→ **Stated task**
Search the listing below for "Model". Copy each matching line.

Items from a figure collection

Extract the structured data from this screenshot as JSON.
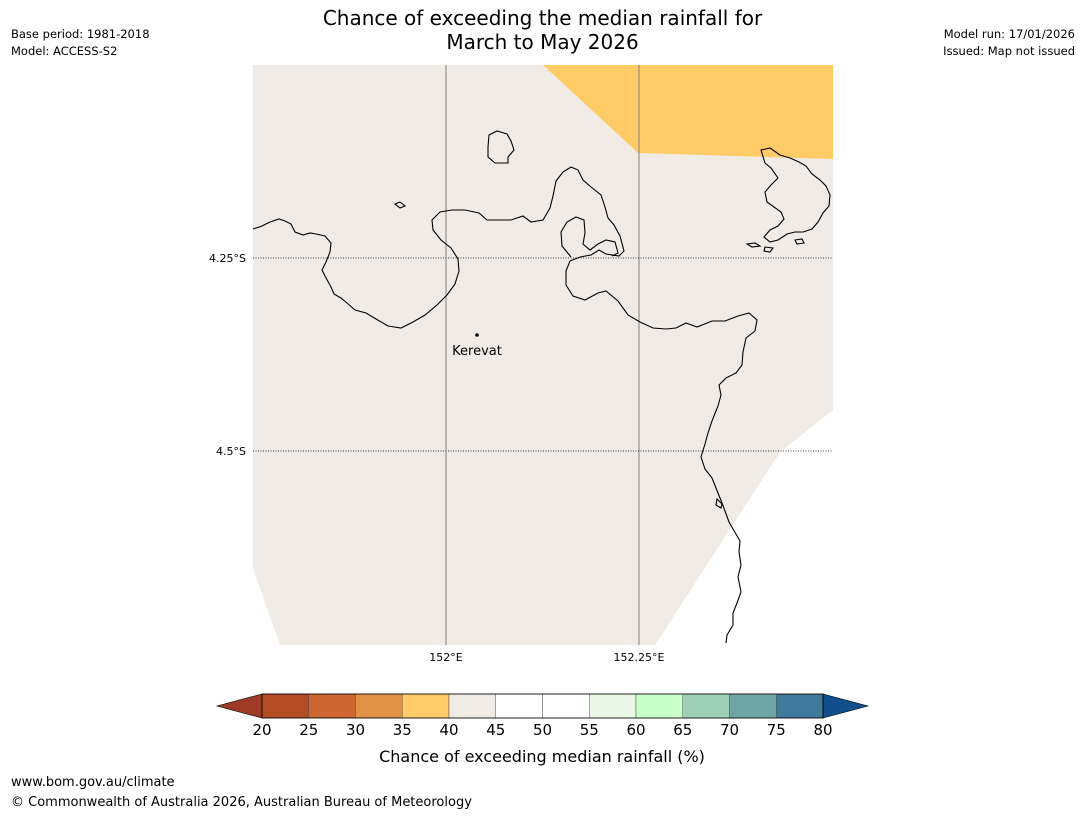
{
  "header": {
    "title_line1": "Chance of exceeding the median rainfall for",
    "title_line2": "March to May 2026",
    "base_period": "Base period: 1981-2018",
    "model": "Model: ACCESS-S2",
    "model_run": "Model run: 17/01/2026",
    "issued": "Issued: Map not issued"
  },
  "map": {
    "lat_labels": [
      "4.25°S",
      "4.5°S"
    ],
    "lon_labels": [
      "152°E",
      "152.25°E"
    ],
    "place": {
      "name": "Kerevat"
    },
    "colors": {
      "land_40_45": "#f0ebe5",
      "band_35_40": "#fecb67",
      "coast": "#000000",
      "grid": "#808080"
    }
  },
  "legend": {
    "label": "Chance of exceeding median rainfall (%)",
    "ticks": [
      "20",
      "25",
      "30",
      "35",
      "40",
      "45",
      "50",
      "55",
      "60",
      "65",
      "70",
      "75",
      "80"
    ],
    "colors": [
      "#9e3a26",
      "#b34b24",
      "#cd6631",
      "#e19244",
      "#fecb67",
      "#f0ebe5",
      "#ffffff",
      "#ffffff",
      "#eaf7e6",
      "#c9ffc9",
      "#9ed0b7",
      "#6fa5a5",
      "#3f799b",
      "#104f8c"
    ]
  },
  "footer": {
    "url": "www.bom.gov.au/climate",
    "copyright": "© Commonwealth of Australia 2026, Australian Bureau of Meteorology"
  }
}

→ **Complete response**
    "model": "Model: ACCESS-S2",
    "model_run": "Model run: 17/01/2026",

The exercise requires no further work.